Requirement:
All of the data should be repeated exactly; pictures are not part of the copy.

Task input:
'''
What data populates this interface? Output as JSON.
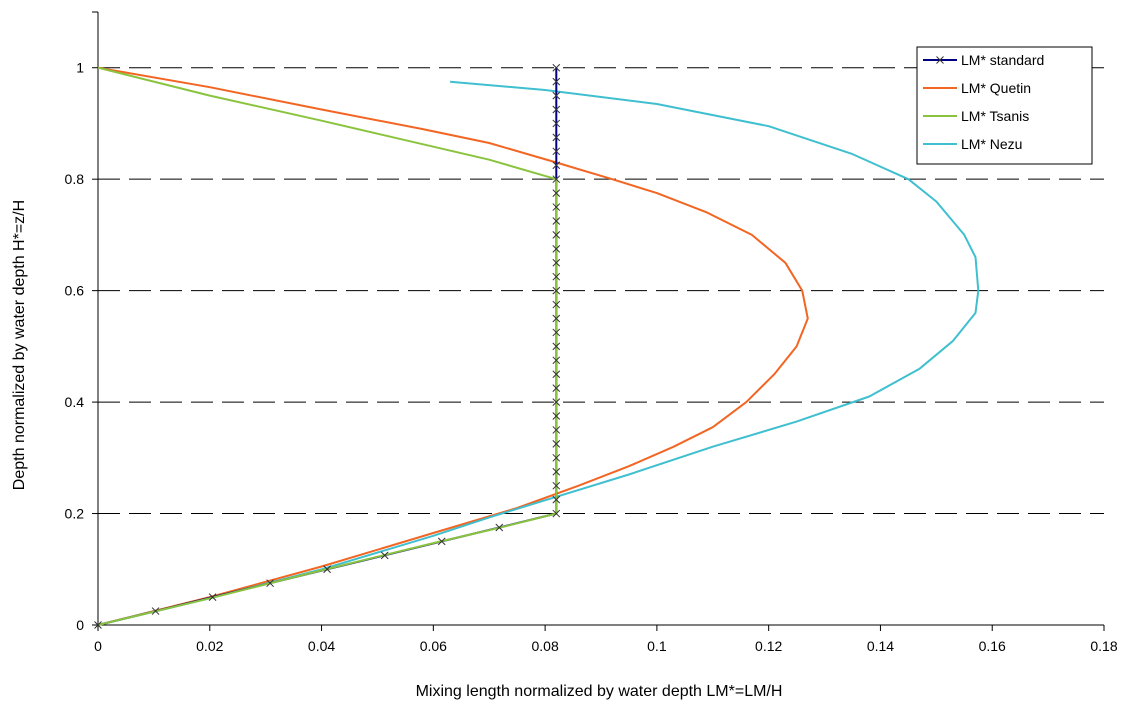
{
  "chart_data": {
    "type": "line",
    "title": "",
    "xlabel": "Mixing length normalized by water depth  LM*=LM/H",
    "ylabel": "Depth normalized by water depth  H*=z/H",
    "xlim": [
      0,
      0.18
    ],
    "ylim": [
      0,
      1.1
    ],
    "x_ticks": [
      "0",
      "0.02",
      "0.04",
      "0.06",
      "0.08",
      "0.1",
      "0.12",
      "0.14",
      "0.16",
      "0.18"
    ],
    "y_ticks": [
      "0",
      "0.2",
      "0.4",
      "0.6",
      "0.8",
      "1"
    ],
    "grid": "horizontal dashed at 0.2, 0.4, 0.6, 0.8, 1",
    "legend_position": "top-right",
    "series": [
      {
        "name": "LM* standard",
        "color": "#000080",
        "marker": "x",
        "points": [
          [
            0,
            0
          ],
          [
            0.0103,
            0.025
          ],
          [
            0.0205,
            0.05
          ],
          [
            0.0308,
            0.075
          ],
          [
            0.041,
            0.1
          ],
          [
            0.0513,
            0.125
          ],
          [
            0.0615,
            0.15
          ],
          [
            0.0718,
            0.175
          ],
          [
            0.082,
            0.2
          ],
          [
            0.082,
            0.225
          ],
          [
            0.082,
            0.25
          ],
          [
            0.082,
            0.275
          ],
          [
            0.082,
            0.3
          ],
          [
            0.082,
            0.325
          ],
          [
            0.082,
            0.35
          ],
          [
            0.082,
            0.375
          ],
          [
            0.082,
            0.4
          ],
          [
            0.082,
            0.425
          ],
          [
            0.082,
            0.45
          ],
          [
            0.082,
            0.475
          ],
          [
            0.082,
            0.5
          ],
          [
            0.082,
            0.525
          ],
          [
            0.082,
            0.55
          ],
          [
            0.082,
            0.575
          ],
          [
            0.082,
            0.6
          ],
          [
            0.082,
            0.625
          ],
          [
            0.082,
            0.65
          ],
          [
            0.082,
            0.675
          ],
          [
            0.082,
            0.7
          ],
          [
            0.082,
            0.725
          ],
          [
            0.082,
            0.75
          ],
          [
            0.082,
            0.775
          ],
          [
            0.082,
            0.8
          ],
          [
            0.082,
            0.825
          ],
          [
            0.082,
            0.85
          ],
          [
            0.082,
            0.875
          ],
          [
            0.082,
            0.9
          ],
          [
            0.082,
            0.925
          ],
          [
            0.082,
            0.95
          ],
          [
            0.082,
            0.975
          ],
          [
            0.082,
            1.0
          ]
        ]
      },
      {
        "name": "LM* Quetin",
        "color": "#f26522",
        "marker": "none",
        "points": [
          [
            0,
            0
          ],
          [
            0.02,
            0.05
          ],
          [
            0.04,
            0.105
          ],
          [
            0.06,
            0.165
          ],
          [
            0.075,
            0.21
          ],
          [
            0.086,
            0.25
          ],
          [
            0.095,
            0.285
          ],
          [
            0.103,
            0.32
          ],
          [
            0.11,
            0.355
          ],
          [
            0.116,
            0.4
          ],
          [
            0.121,
            0.45
          ],
          [
            0.125,
            0.5
          ],
          [
            0.127,
            0.55
          ],
          [
            0.126,
            0.6
          ],
          [
            0.123,
            0.65
          ],
          [
            0.117,
            0.7
          ],
          [
            0.109,
            0.74
          ],
          [
            0.1,
            0.775
          ],
          [
            0.092,
            0.8
          ],
          [
            0.082,
            0.83
          ],
          [
            0.07,
            0.865
          ],
          [
            0.058,
            0.89
          ],
          [
            0.04,
            0.925
          ],
          [
            0.02,
            0.965
          ],
          [
            0,
            1.0
          ]
        ]
      },
      {
        "name": "LM* Tsanis",
        "color": "#8ac43f",
        "marker": "none",
        "points": [
          [
            0,
            0
          ],
          [
            0.02,
            0.048
          ],
          [
            0.04,
            0.098
          ],
          [
            0.06,
            0.147
          ],
          [
            0.072,
            0.175
          ],
          [
            0.082,
            0.2
          ],
          [
            0.082,
            0.3
          ],
          [
            0.082,
            0.4
          ],
          [
            0.082,
            0.5
          ],
          [
            0.082,
            0.6
          ],
          [
            0.082,
            0.7
          ],
          [
            0.082,
            0.8
          ],
          [
            0.07,
            0.835
          ],
          [
            0.055,
            0.87
          ],
          [
            0.04,
            0.905
          ],
          [
            0.02,
            0.95
          ],
          [
            0,
            1.0
          ]
        ]
      },
      {
        "name": "LM* Nezu",
        "color": "#3fbfcf",
        "marker": "none",
        "points": [
          [
            0,
            0
          ],
          [
            0.02,
            0.048
          ],
          [
            0.04,
            0.1
          ],
          [
            0.06,
            0.16
          ],
          [
            0.07,
            0.193
          ],
          [
            0.082,
            0.23
          ],
          [
            0.095,
            0.27
          ],
          [
            0.11,
            0.32
          ],
          [
            0.125,
            0.365
          ],
          [
            0.138,
            0.41
          ],
          [
            0.147,
            0.46
          ],
          [
            0.153,
            0.51
          ],
          [
            0.157,
            0.56
          ],
          [
            0.1575,
            0.6
          ],
          [
            0.157,
            0.66
          ],
          [
            0.155,
            0.7
          ],
          [
            0.15,
            0.76
          ],
          [
            0.145,
            0.8
          ],
          [
            0.135,
            0.845
          ],
          [
            0.12,
            0.895
          ],
          [
            0.1,
            0.935
          ],
          [
            0.08,
            0.96
          ],
          [
            0.063,
            0.975
          ]
        ]
      }
    ]
  }
}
'''
Written answer:
What data populates this interface? Output as JSON.
{
  "chart_data": {
    "type": "line",
    "title": "",
    "xlabel": "Mixing length normalized by water depth  LM*=LM/H",
    "ylabel": "Depth normalized by water depth  H*=z/H",
    "xlim": [
      0,
      0.18
    ],
    "ylim": [
      0,
      1.1
    ],
    "x_ticks": [
      "0",
      "0.02",
      "0.04",
      "0.06",
      "0.08",
      "0.1",
      "0.12",
      "0.14",
      "0.16",
      "0.18"
    ],
    "y_ticks": [
      "0",
      "0.2",
      "0.4",
      "0.6",
      "0.8",
      "1"
    ],
    "grid": "horizontal dashed at 0.2, 0.4, 0.6, 0.8, 1",
    "legend_position": "top-right",
    "series": [
      {
        "name": "LM* standard",
        "color": "#000080",
        "marker": "x",
        "points": [
          [
            0,
            0
          ],
          [
            0.0103,
            0.025
          ],
          [
            0.0205,
            0.05
          ],
          [
            0.0308,
            0.075
          ],
          [
            0.041,
            0.1
          ],
          [
            0.0513,
            0.125
          ],
          [
            0.0615,
            0.15
          ],
          [
            0.0718,
            0.175
          ],
          [
            0.082,
            0.2
          ],
          [
            0.082,
            0.225
          ],
          [
            0.082,
            0.25
          ],
          [
            0.082,
            0.275
          ],
          [
            0.082,
            0.3
          ],
          [
            0.082,
            0.325
          ],
          [
            0.082,
            0.35
          ],
          [
            0.082,
            0.375
          ],
          [
            0.082,
            0.4
          ],
          [
            0.082,
            0.425
          ],
          [
            0.082,
            0.45
          ],
          [
            0.082,
            0.475
          ],
          [
            0.082,
            0.5
          ],
          [
            0.082,
            0.525
          ],
          [
            0.082,
            0.55
          ],
          [
            0.082,
            0.575
          ],
          [
            0.082,
            0.6
          ],
          [
            0.082,
            0.625
          ],
          [
            0.082,
            0.65
          ],
          [
            0.082,
            0.675
          ],
          [
            0.082,
            0.7
          ],
          [
            0.082,
            0.725
          ],
          [
            0.082,
            0.75
          ],
          [
            0.082,
            0.775
          ],
          [
            0.082,
            0.8
          ],
          [
            0.082,
            0.825
          ],
          [
            0.082,
            0.85
          ],
          [
            0.082,
            0.875
          ],
          [
            0.082,
            0.9
          ],
          [
            0.082,
            0.925
          ],
          [
            0.082,
            0.95
          ],
          [
            0.082,
            0.975
          ],
          [
            0.082,
            1.0
          ]
        ]
      },
      {
        "name": "LM* Quetin",
        "color": "#f26522",
        "marker": "none",
        "points": [
          [
            0,
            0
          ],
          [
            0.02,
            0.05
          ],
          [
            0.04,
            0.105
          ],
          [
            0.06,
            0.165
          ],
          [
            0.075,
            0.21
          ],
          [
            0.086,
            0.25
          ],
          [
            0.095,
            0.285
          ],
          [
            0.103,
            0.32
          ],
          [
            0.11,
            0.355
          ],
          [
            0.116,
            0.4
          ],
          [
            0.121,
            0.45
          ],
          [
            0.125,
            0.5
          ],
          [
            0.127,
            0.55
          ],
          [
            0.126,
            0.6
          ],
          [
            0.123,
            0.65
          ],
          [
            0.117,
            0.7
          ],
          [
            0.109,
            0.74
          ],
          [
            0.1,
            0.775
          ],
          [
            0.092,
            0.8
          ],
          [
            0.082,
            0.83
          ],
          [
            0.07,
            0.865
          ],
          [
            0.058,
            0.89
          ],
          [
            0.04,
            0.925
          ],
          [
            0.02,
            0.965
          ],
          [
            0,
            1.0
          ]
        ]
      },
      {
        "name": "LM* Tsanis",
        "color": "#8ac43f",
        "marker": "none",
        "points": [
          [
            0,
            0
          ],
          [
            0.02,
            0.048
          ],
          [
            0.04,
            0.098
          ],
          [
            0.06,
            0.147
          ],
          [
            0.072,
            0.175
          ],
          [
            0.082,
            0.2
          ],
          [
            0.082,
            0.3
          ],
          [
            0.082,
            0.4
          ],
          [
            0.082,
            0.5
          ],
          [
            0.082,
            0.6
          ],
          [
            0.082,
            0.7
          ],
          [
            0.082,
            0.8
          ],
          [
            0.07,
            0.835
          ],
          [
            0.055,
            0.87
          ],
          [
            0.04,
            0.905
          ],
          [
            0.02,
            0.95
          ],
          [
            0,
            1.0
          ]
        ]
      },
      {
        "name": "LM* Nezu",
        "color": "#3fbfcf",
        "marker": "none",
        "points": [
          [
            0,
            0
          ],
          [
            0.02,
            0.048
          ],
          [
            0.04,
            0.1
          ],
          [
            0.06,
            0.16
          ],
          [
            0.07,
            0.193
          ],
          [
            0.082,
            0.23
          ],
          [
            0.095,
            0.27
          ],
          [
            0.11,
            0.32
          ],
          [
            0.125,
            0.365
          ],
          [
            0.138,
            0.41
          ],
          [
            0.147,
            0.46
          ],
          [
            0.153,
            0.51
          ],
          [
            0.157,
            0.56
          ],
          [
            0.1575,
            0.6
          ],
          [
            0.157,
            0.66
          ],
          [
            0.155,
            0.7
          ],
          [
            0.15,
            0.76
          ],
          [
            0.145,
            0.8
          ],
          [
            0.135,
            0.845
          ],
          [
            0.12,
            0.895
          ],
          [
            0.1,
            0.935
          ],
          [
            0.08,
            0.96
          ],
          [
            0.063,
            0.975
          ]
        ]
      }
    ]
  }
}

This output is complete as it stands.